- [Exercise inputs]:
━━━━━━━━━━━━━━━━

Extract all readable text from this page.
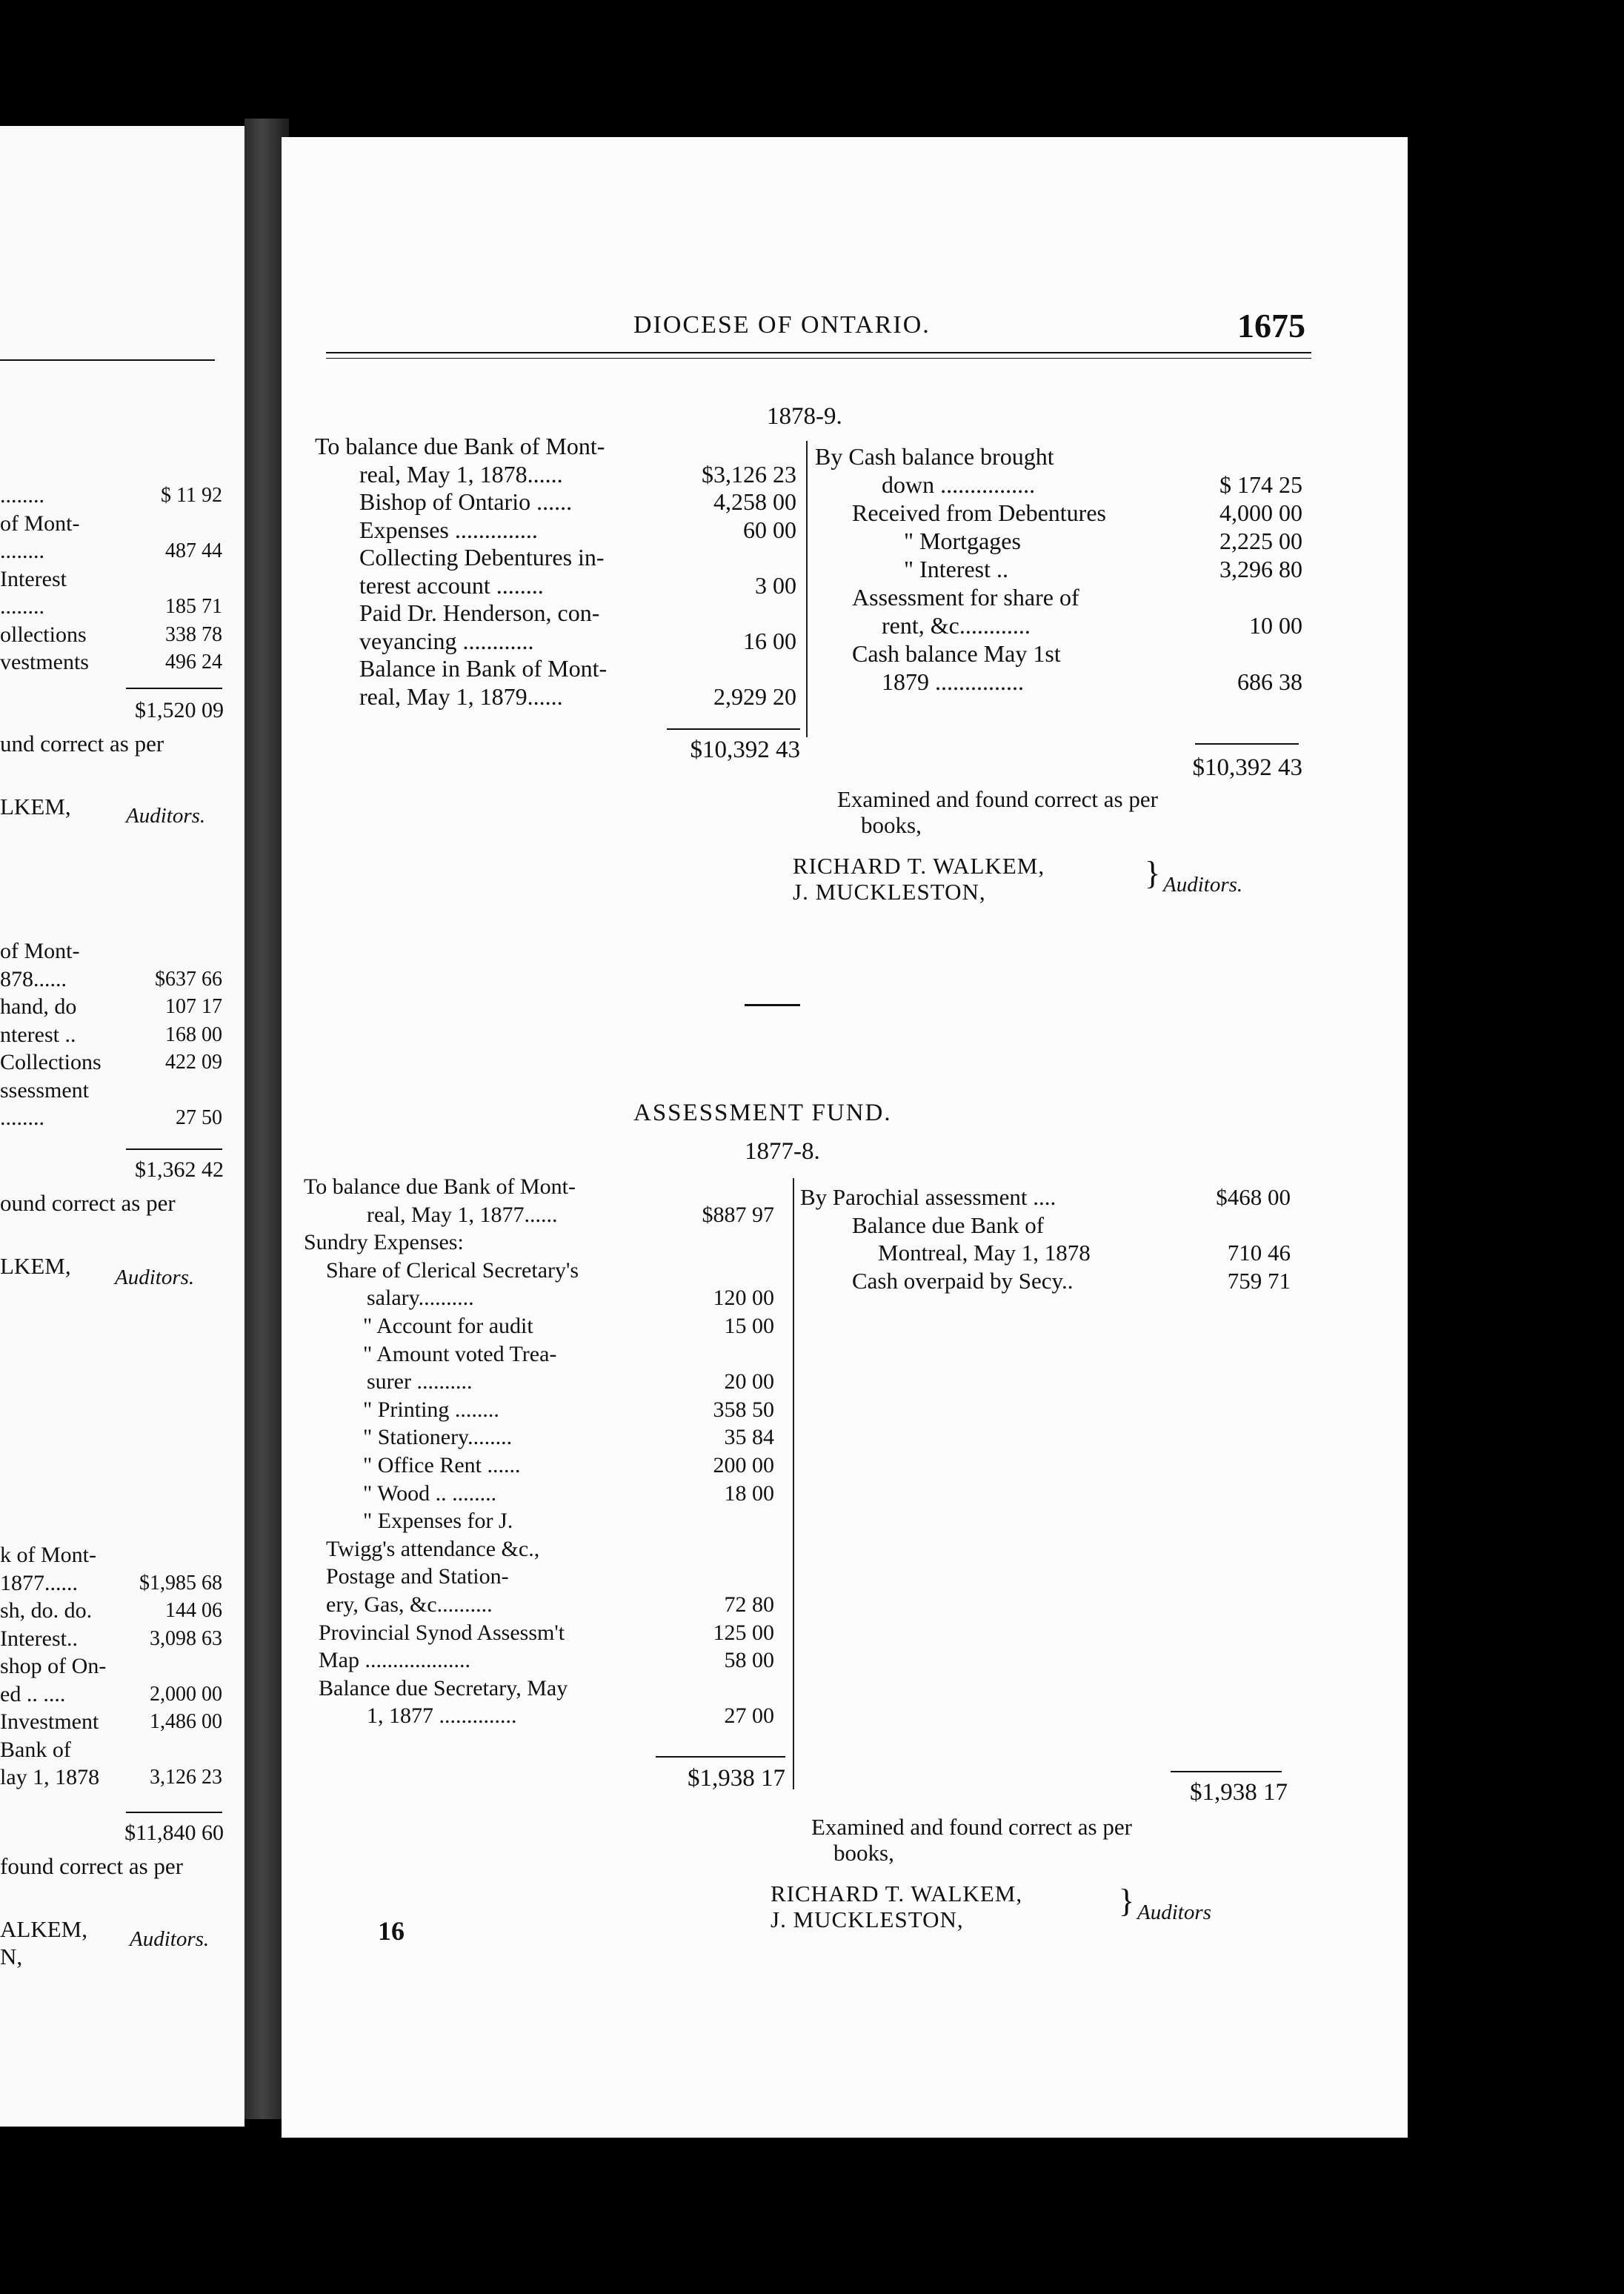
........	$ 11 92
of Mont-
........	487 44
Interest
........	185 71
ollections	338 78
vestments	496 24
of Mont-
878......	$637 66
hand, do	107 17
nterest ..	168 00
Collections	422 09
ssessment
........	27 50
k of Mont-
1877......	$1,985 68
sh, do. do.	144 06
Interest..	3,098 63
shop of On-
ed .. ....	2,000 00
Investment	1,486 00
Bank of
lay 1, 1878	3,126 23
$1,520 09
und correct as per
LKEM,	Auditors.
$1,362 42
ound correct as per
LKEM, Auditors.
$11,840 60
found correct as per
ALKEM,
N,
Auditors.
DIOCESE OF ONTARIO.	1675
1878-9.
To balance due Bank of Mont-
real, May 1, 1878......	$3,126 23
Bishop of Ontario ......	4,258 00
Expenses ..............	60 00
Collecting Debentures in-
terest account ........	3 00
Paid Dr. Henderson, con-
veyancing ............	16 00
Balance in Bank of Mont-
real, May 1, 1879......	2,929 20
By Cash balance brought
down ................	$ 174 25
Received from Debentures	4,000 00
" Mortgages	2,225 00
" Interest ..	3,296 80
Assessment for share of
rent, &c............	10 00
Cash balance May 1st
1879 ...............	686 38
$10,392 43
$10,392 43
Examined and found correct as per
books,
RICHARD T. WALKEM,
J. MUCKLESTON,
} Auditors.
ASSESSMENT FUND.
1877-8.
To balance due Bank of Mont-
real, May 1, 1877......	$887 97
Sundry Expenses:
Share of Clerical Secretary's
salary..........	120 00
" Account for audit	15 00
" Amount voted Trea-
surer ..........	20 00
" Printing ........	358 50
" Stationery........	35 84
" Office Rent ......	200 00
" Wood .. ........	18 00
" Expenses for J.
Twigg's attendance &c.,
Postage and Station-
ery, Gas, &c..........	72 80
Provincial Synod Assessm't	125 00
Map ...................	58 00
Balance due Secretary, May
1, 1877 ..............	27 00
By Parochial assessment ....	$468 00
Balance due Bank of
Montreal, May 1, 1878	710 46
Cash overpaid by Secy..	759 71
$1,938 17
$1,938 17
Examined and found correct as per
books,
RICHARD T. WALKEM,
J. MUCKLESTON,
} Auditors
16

━━━━━━━━━━━━━━━━

- [Exercise instructions]: Above are records with pictures; repeat the records exactly and leave the pictures out.

- [Result of the exercise]:
Extract all readable text from this page.
........	$ 11 92
of Mont-
........	487 44
Interest
........	185 71
ollections	338 78
vestments	496 24
of Mont-
878......	$637 66
hand, do	107 17
nterest ..	168 00
Collections	422 09
ssessment
........	27 50
k of Mont-
1877......	$1,985 68
sh, do. do.	144 06
Interest..	3,098 63
shop of On-
ed .. ....	2,000 00
Investment	1,486 00
Bank of
lay 1, 1878	3,126 23
$1,520 09
und correct as per
LKEM,	Auditors.
$1,362 42
ound correct as per
LKEM, Auditors.
$11,840 60
found correct as per
ALKEM,
N,
Auditors.
DIOCESE OF ONTARIO.	1675
1878-9.
To balance due Bank of Mont-
real, May 1, 1878......	$3,126 23
Bishop of Ontario ......	4,258 00
Expenses ..............	60 00
Collecting Debentures in-
terest account ........	3 00
Paid Dr. Henderson, con-
veyancing ............	16 00
Balance in Bank of Mont-
real, May 1, 1879......	2,929 20
By Cash balance brought
down ................	$ 174 25
Received from Debentures	4,000 00
" Mortgages	2,225 00
" Interest ..	3,296 80
Assessment for share of
rent, &c............	10 00
Cash balance May 1st
1879 ...............	686 38
$10,392 43
$10,392 43
Examined and found correct as per
books,
RICHARD T. WALKEM,
J. MUCKLESTON,
} Auditors.
ASSESSMENT FUND.
1877-8.
To balance due Bank of Mont-
real, May 1, 1877......	$887 97
Sundry Expenses:
Share of Clerical Secretary's
salary..........	120 00
" Account for audit	15 00
" Amount voted Trea-
surer ..........	20 00
" Printing ........	358 50
" Stationery........	35 84
" Office Rent ......	200 00
" Wood .. ........	18 00
" Expenses for J.
Twigg's attendance &c.,
Postage and Station-
ery, Gas, &c..........	72 80
Provincial Synod Assessm't	125 00
Map ...................	58 00
Balance due Secretary, May
1, 1877 ..............	27 00
By Parochial assessment ....	$468 00
Balance due Bank of
Montreal, May 1, 1878	710 46
Cash overpaid by Secy..	759 71
$1,938 17
$1,938 17
Examined and found correct as per
books,
RICHARD T. WALKEM,
J. MUCKLESTON,
} Auditors
16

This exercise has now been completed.